+++ SUPPLIED INFORMATION

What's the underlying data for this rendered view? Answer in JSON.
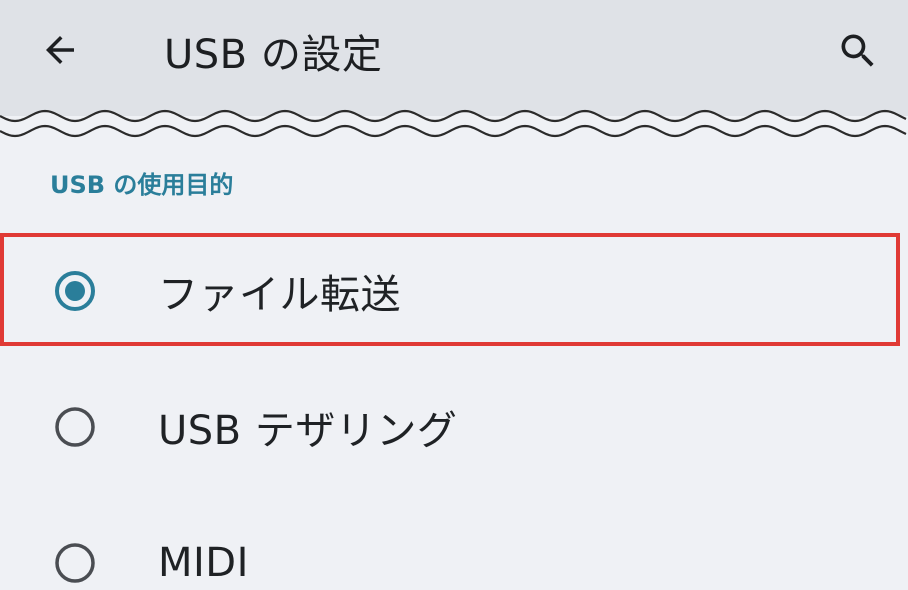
{
  "header": {
    "title": "USB の設定",
    "back_icon": "arrow-back-icon",
    "search_icon": "search-icon"
  },
  "section": {
    "title": "USB の使用目的"
  },
  "options": [
    {
      "label": "ファイル転送",
      "selected": true
    },
    {
      "label": "USB テザリング",
      "selected": false
    },
    {
      "label": "MIDI",
      "selected": false
    }
  ],
  "colors": {
    "accent": "#2a7e9a",
    "highlight": "#e03a35",
    "appbar": "#dfe2e7",
    "background": "#eff1f5"
  }
}
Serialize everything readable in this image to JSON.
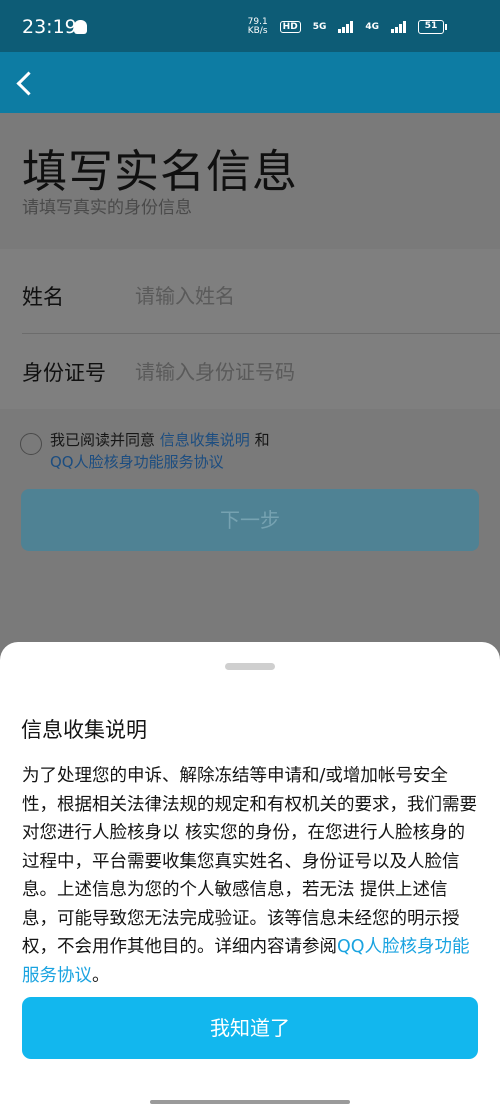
{
  "status_bar": {
    "time": "23:19",
    "net_speed_value": "79.1",
    "net_speed_unit": "KB/s",
    "hd_label": "HD",
    "net1": "5G",
    "net2": "4G",
    "battery": "51"
  },
  "page": {
    "title": "填写实名信息",
    "subtitle": "请填写真实的身份信息",
    "fields": [
      {
        "label": "姓名",
        "placeholder": "请输入姓名",
        "value": ""
      },
      {
        "label": "身份证号",
        "placeholder": "请输入身份证号码",
        "value": ""
      }
    ],
    "agreement": {
      "prefix": "我已阅读并同意 ",
      "link1": "信息收集说明",
      "conj": " 和",
      "link2": "QQ人脸核身功能服务协议"
    },
    "next_button": "下一步"
  },
  "sheet": {
    "title": "信息收集说明",
    "body": "为了处理您的申诉、解除冻结等申请和/或增加帐号安全性，根据相关法律法规的规定和有权机关的要求，我们需要对您进行人脸核身以 核实您的身份，在您进行人脸核身的过程中，平台需要收集您真实姓名、身份证号以及人脸信息。上述信息为您的个人敏感信息，若无法 提供上述信息，可能导致您无法完成验证。该等信息未经您的明示授权，不会用作其他目的。详细内容请参阅",
    "link": "QQ人脸核身功能服务协议",
    "end": "。",
    "ok_button": "我知道了"
  },
  "colors": {
    "header": "#0d7ca3",
    "status_bar": "#0d5c76",
    "accent": "#12b7ee",
    "link": "#1aa3e0"
  }
}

++++++

EXERCISE AIM:
Pull out all lines of the data with the string "JSON".

COMPLETE OUTPUT:
What's the underlying data for this rendered view? Answer in JSON.
Serialize everything readable in this image to JSON.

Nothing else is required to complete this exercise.